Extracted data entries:
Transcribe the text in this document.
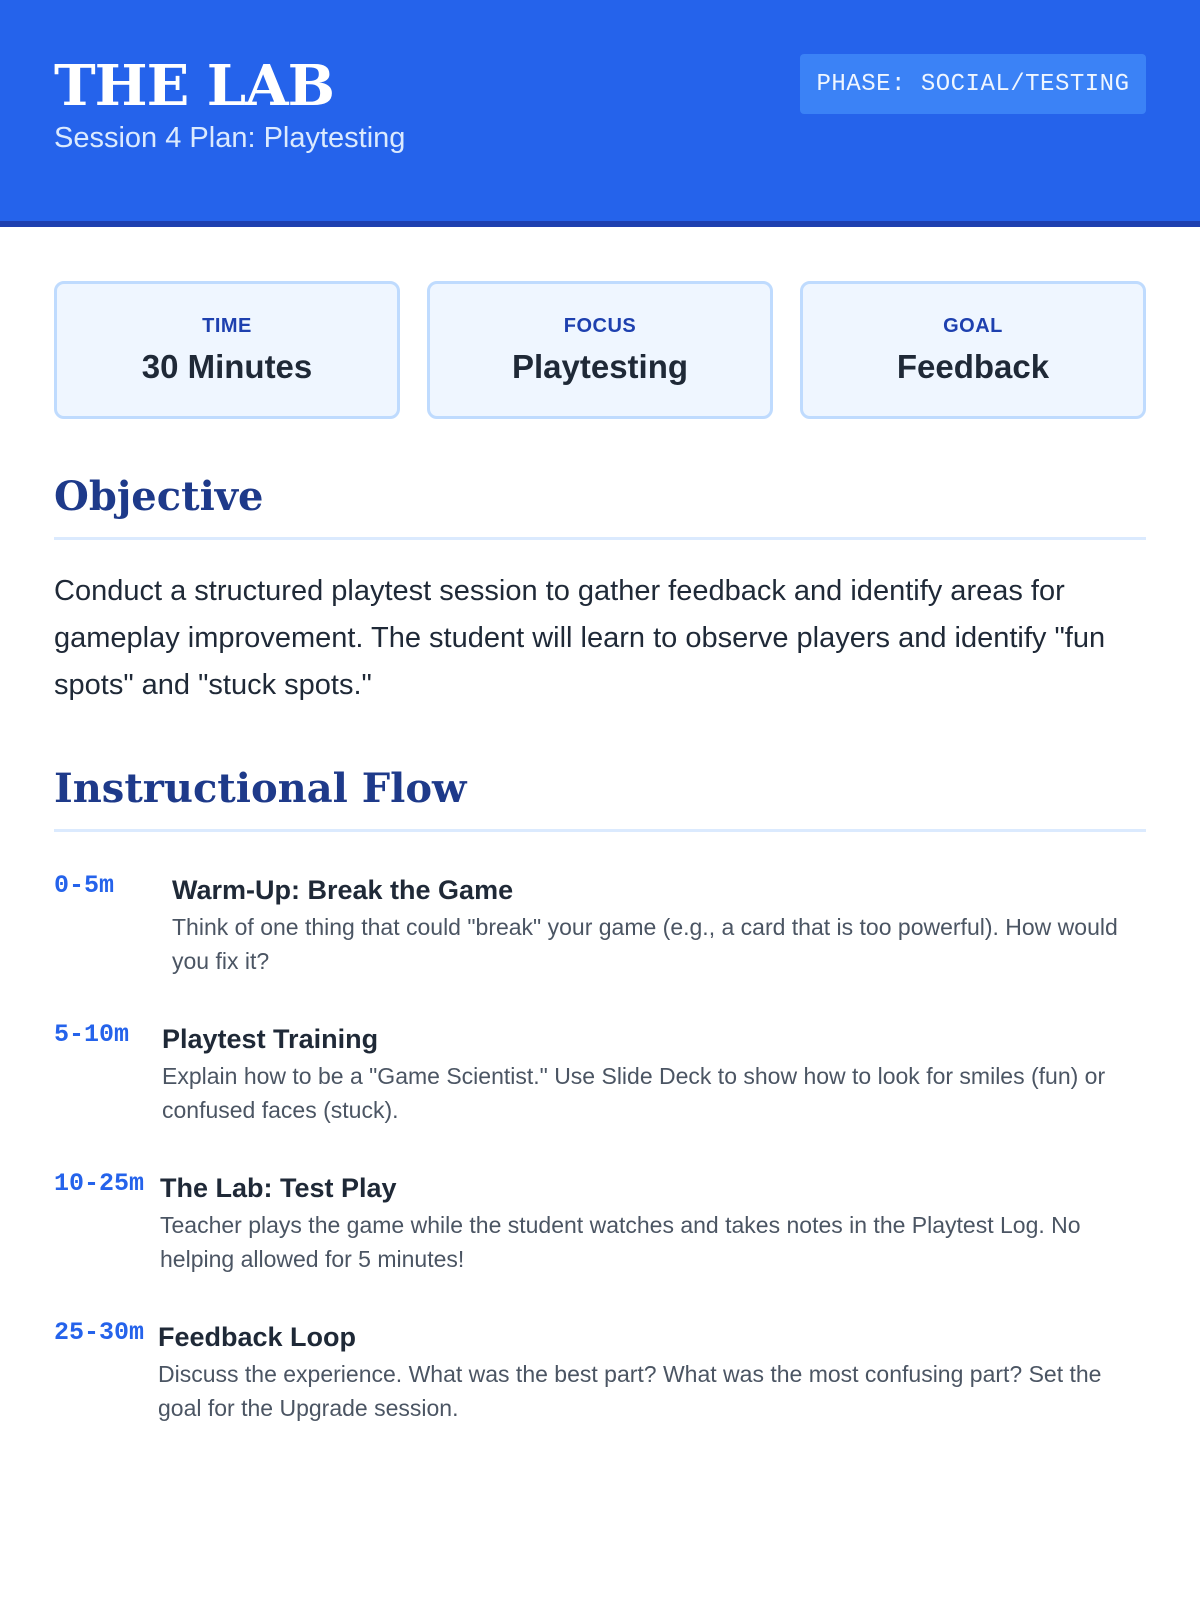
THE LAB
Session 4 Plan: Playtesting
PHASE: SOCIAL/TESTING
TIME
30 Minutes
FOCUS
Playtesting
GOAL
Feedback
Objective

Conduct a structured playtest session to gather feedback and identify areas for gameplay improvement. The student will learn to observe players and identify "fun spots" and "stuck spots."

Instructional Flow
0-5m	Warm-Up: Break the Game
Think of one thing that could "break" your game (e.g., a card that is too powerful). How would you fix it?
5-10m	Playtest Training
Explain how to be a "Game Scientist." Use Slide Deck to show how to look for smiles (fun) or confused faces (stuck).
10-25m The Lab: Test Play
Teacher plays the game while the student watches and takes notes in the Playtest Log. No helping allowed for 5 minutes!
25-30m Feedback Loop
Discuss the experience. What was the best part? What was the most confusing part? Set the goal for the Upgrade session.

THE EXERCISE: All lines in the data that contain the word "Playtesting" should be copied.

ANSWER IN FULL:
Session 4 Plan: Playtesting
Playtesting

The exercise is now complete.